Rows from a figure dataset:
==*==

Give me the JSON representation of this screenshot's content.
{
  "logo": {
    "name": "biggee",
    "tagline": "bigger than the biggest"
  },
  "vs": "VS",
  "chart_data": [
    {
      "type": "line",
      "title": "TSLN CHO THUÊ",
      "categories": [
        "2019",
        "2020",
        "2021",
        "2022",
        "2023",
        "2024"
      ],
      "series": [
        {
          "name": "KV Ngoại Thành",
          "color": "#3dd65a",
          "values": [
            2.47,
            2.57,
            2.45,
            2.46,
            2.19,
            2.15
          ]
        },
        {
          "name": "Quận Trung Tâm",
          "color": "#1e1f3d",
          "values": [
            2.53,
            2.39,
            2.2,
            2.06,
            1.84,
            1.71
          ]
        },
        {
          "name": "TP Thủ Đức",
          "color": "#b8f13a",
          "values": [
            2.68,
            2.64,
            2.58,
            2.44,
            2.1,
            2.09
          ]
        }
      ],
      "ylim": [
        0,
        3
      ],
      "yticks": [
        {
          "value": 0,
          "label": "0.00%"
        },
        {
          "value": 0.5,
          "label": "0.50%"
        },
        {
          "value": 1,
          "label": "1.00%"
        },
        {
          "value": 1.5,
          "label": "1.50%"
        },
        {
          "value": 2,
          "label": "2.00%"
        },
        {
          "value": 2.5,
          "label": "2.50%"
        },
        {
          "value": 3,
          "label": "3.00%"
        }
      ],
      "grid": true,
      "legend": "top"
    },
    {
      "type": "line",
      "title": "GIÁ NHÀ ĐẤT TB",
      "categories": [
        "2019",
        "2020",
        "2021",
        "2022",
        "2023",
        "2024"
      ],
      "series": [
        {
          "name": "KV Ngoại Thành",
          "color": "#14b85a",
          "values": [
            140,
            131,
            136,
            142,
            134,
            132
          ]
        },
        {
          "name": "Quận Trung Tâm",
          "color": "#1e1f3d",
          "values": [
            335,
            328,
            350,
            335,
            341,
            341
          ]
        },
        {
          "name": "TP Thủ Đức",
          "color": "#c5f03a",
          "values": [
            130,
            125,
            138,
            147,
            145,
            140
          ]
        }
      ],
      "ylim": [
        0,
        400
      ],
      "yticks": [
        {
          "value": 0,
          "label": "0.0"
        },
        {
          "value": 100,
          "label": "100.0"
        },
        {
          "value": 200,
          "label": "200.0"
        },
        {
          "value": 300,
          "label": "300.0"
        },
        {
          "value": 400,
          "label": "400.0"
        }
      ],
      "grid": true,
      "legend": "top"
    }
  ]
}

==*==

The request: Print every entry exactly as written.

Reply:
Give me the JSON representation of this screenshot's content.
{
  "logo": {
    "name": "biggee",
    "tagline": "bigger than the biggest"
  },
  "vs": "VS",
  "chart_data": [
    {
      "type": "line",
      "title": "TSLN CHO THUÊ",
      "categories": [
        "2019",
        "2020",
        "2021",
        "2022",
        "2023",
        "2024"
      ],
      "series": [
        {
          "name": "KV Ngoại Thành",
          "color": "#3dd65a",
          "values": [
            2.47,
            2.57,
            2.45,
            2.46,
            2.19,
            2.15
          ]
        },
        {
          "name": "Quận Trung Tâm",
          "color": "#1e1f3d",
          "values": [
            2.53,
            2.39,
            2.2,
            2.06,
            1.84,
            1.71
          ]
        },
        {
          "name": "TP Thủ Đức",
          "color": "#b8f13a",
          "values": [
            2.68,
            2.64,
            2.58,
            2.44,
            2.1,
            2.09
          ]
        }
      ],
      "ylim": [
        0,
        3
      ],
      "yticks": [
        {
          "value": 0,
          "label": "0.00%"
        },
        {
          "value": 0.5,
          "label": "0.50%"
        },
        {
          "value": 1,
          "label": "1.00%"
        },
        {
          "value": 1.5,
          "label": "1.50%"
        },
        {
          "value": 2,
          "label": "2.00%"
        },
        {
          "value": 2.5,
          "label": "2.50%"
        },
        {
          "value": 3,
          "label": "3.00%"
        }
      ],
      "grid": true,
      "legend": "top"
    },
    {
      "type": "line",
      "title": "GIÁ NHÀ ĐẤT TB",
      "categories": [
        "2019",
        "2020",
        "2021",
        "2022",
        "2023",
        "2024"
      ],
      "series": [
        {
          "name": "KV Ngoại Thành",
          "color": "#14b85a",
          "values": [
            140,
            131,
            136,
            142,
            134,
            132
          ]
        },
        {
          "name": "Quận Trung Tâm",
          "color": "#1e1f3d",
          "values": [
            335,
            328,
            350,
            335,
            341,
            341
          ]
        },
        {
          "name": "TP Thủ Đức",
          "color": "#c5f03a",
          "values": [
            130,
            125,
            138,
            147,
            145,
            140
          ]
        }
      ],
      "ylim": [
        0,
        400
      ],
      "yticks": [
        {
          "value": 0,
          "label": "0.0"
        },
        {
          "value": 100,
          "label": "100.0"
        },
        {
          "value": 200,
          "label": "200.0"
        },
        {
          "value": 300,
          "label": "300.0"
        },
        {
          "value": 400,
          "label": "400.0"
        }
      ],
      "grid": true,
      "legend": "top"
    }
  ]
}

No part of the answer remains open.